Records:
━━━━━━━━━━━━━━━━━━━━━━━━━━━━━━

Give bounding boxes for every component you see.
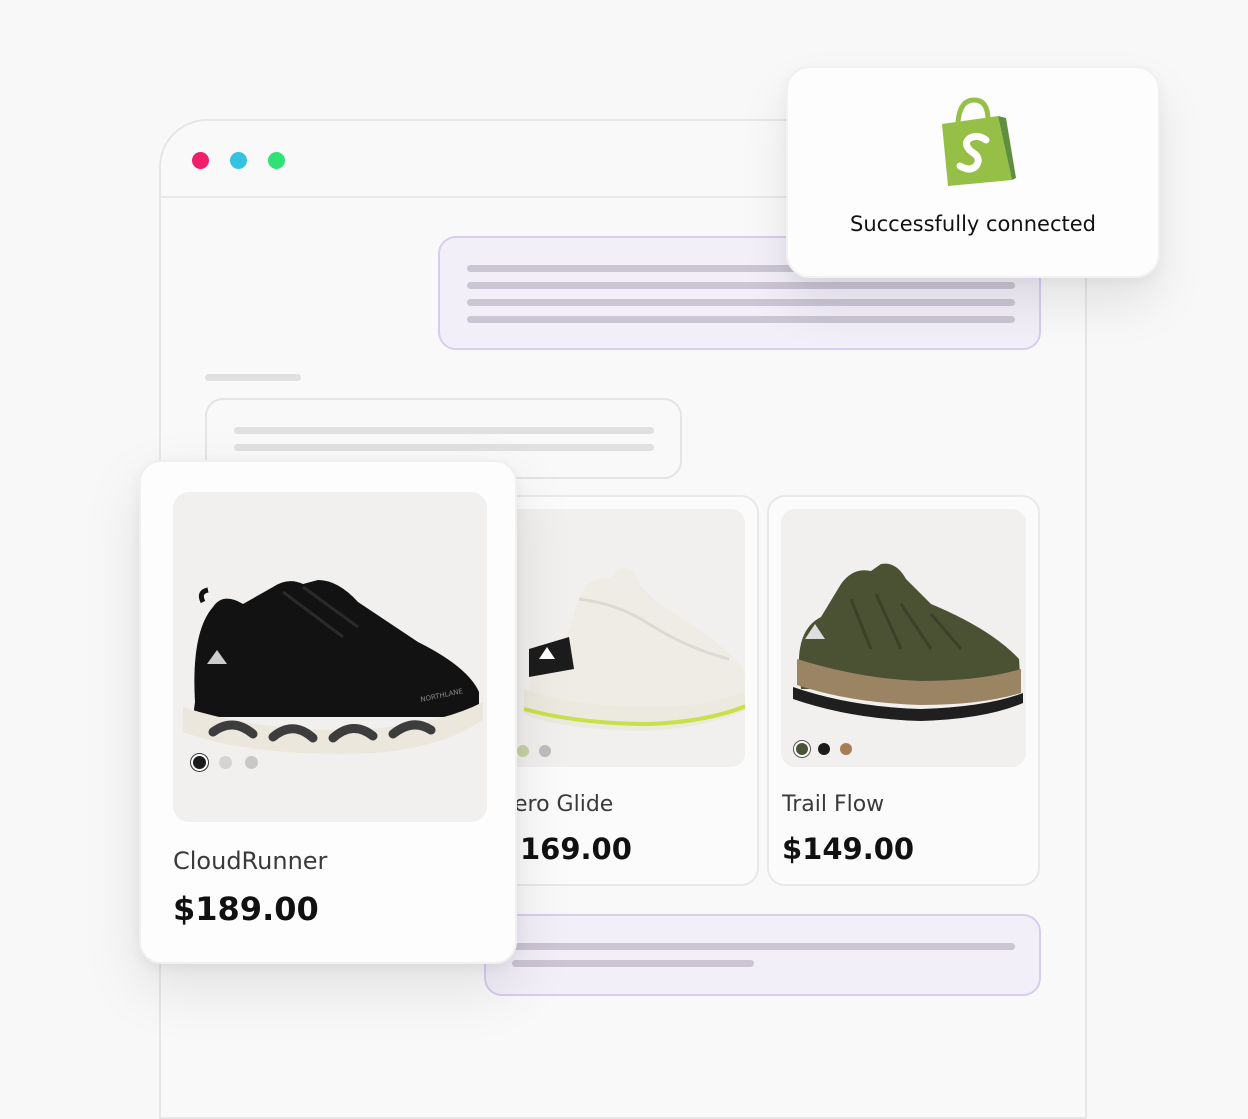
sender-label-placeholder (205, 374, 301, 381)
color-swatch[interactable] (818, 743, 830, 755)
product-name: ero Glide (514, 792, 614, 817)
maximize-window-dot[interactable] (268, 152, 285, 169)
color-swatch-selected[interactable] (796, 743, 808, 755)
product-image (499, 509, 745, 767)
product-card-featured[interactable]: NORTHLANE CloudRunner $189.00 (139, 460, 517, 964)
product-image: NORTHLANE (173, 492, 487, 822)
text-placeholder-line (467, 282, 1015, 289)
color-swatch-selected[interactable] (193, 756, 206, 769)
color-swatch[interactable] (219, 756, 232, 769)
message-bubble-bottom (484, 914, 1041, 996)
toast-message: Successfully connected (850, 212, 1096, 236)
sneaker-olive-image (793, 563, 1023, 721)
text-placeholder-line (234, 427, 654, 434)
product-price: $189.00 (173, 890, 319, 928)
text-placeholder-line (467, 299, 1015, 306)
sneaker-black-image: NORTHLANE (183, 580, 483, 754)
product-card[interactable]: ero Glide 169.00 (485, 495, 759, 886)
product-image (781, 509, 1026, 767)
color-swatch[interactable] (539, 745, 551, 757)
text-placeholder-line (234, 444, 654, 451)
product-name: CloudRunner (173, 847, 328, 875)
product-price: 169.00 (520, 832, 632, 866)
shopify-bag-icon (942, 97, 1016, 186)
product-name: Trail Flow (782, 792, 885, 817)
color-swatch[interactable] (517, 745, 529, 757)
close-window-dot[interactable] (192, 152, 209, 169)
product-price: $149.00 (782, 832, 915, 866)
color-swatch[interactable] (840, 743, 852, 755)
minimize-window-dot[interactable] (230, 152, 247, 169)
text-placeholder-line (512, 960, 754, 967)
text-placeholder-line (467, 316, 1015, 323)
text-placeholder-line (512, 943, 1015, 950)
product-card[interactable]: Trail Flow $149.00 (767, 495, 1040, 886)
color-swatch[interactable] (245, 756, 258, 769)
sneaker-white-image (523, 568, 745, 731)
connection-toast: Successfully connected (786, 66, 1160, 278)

━━━━━━━━━━━━━━━━━━━━━━━━━━━━━━

Task requirements>
Can you write out everything from the line containing "sender-label-placeholder (205, 374, 301, 381)" down to the end of the records again, switching each "product-price" to "item-price" and leaving every other character unchanged?

Exercise output>
sender-label-placeholder (205, 374, 301, 381)
color-swatch[interactable] (818, 743, 830, 755)
product-name: ero Glide (514, 792, 614, 817)
maximize-window-dot[interactable] (268, 152, 285, 169)
color-swatch-selected[interactable] (796, 743, 808, 755)
product-image (499, 509, 745, 767)
product-card-featured[interactable]: NORTHLANE CloudRunner $189.00 (139, 460, 517, 964)
product-image: NORTHLANE (173, 492, 487, 822)
text-placeholder-line (467, 282, 1015, 289)
color-swatch-selected[interactable] (193, 756, 206, 769)
color-swatch[interactable] (219, 756, 232, 769)
message-bubble-bottom (484, 914, 1041, 996)
toast-message: Successfully connected (850, 212, 1096, 236)
sneaker-olive-image (793, 563, 1023, 721)
text-placeholder-line (234, 427, 654, 434)
item-price: $189.00 (173, 890, 319, 928)
text-placeholder-line (467, 299, 1015, 306)
sneaker-black-image: NORTHLANE (183, 580, 483, 754)
product-card[interactable]: ero Glide 169.00 (485, 495, 759, 886)
product-image (781, 509, 1026, 767)
color-swatch[interactable] (539, 745, 551, 757)
text-placeholder-line (234, 444, 654, 451)
product-name: CloudRunner (173, 847, 328, 875)
item-price: 169.00 (520, 832, 632, 866)
shopify-bag-icon (942, 97, 1016, 186)
product-name: Trail Flow (782, 792, 885, 817)
color-swatch[interactable] (517, 745, 529, 757)
close-window-dot[interactable] (192, 152, 209, 169)
item-price: $149.00 (782, 832, 915, 866)
color-swatch[interactable] (840, 743, 852, 755)
minimize-window-dot[interactable] (230, 152, 247, 169)
text-placeholder-line (512, 960, 754, 967)
text-placeholder-line (467, 316, 1015, 323)
text-placeholder-line (512, 943, 1015, 950)
product-card[interactable]: Trail Flow $149.00 (767, 495, 1040, 886)
color-swatch[interactable] (245, 756, 258, 769)
sneaker-white-image (523, 568, 745, 731)
connection-toast: Successfully connected (786, 66, 1160, 278)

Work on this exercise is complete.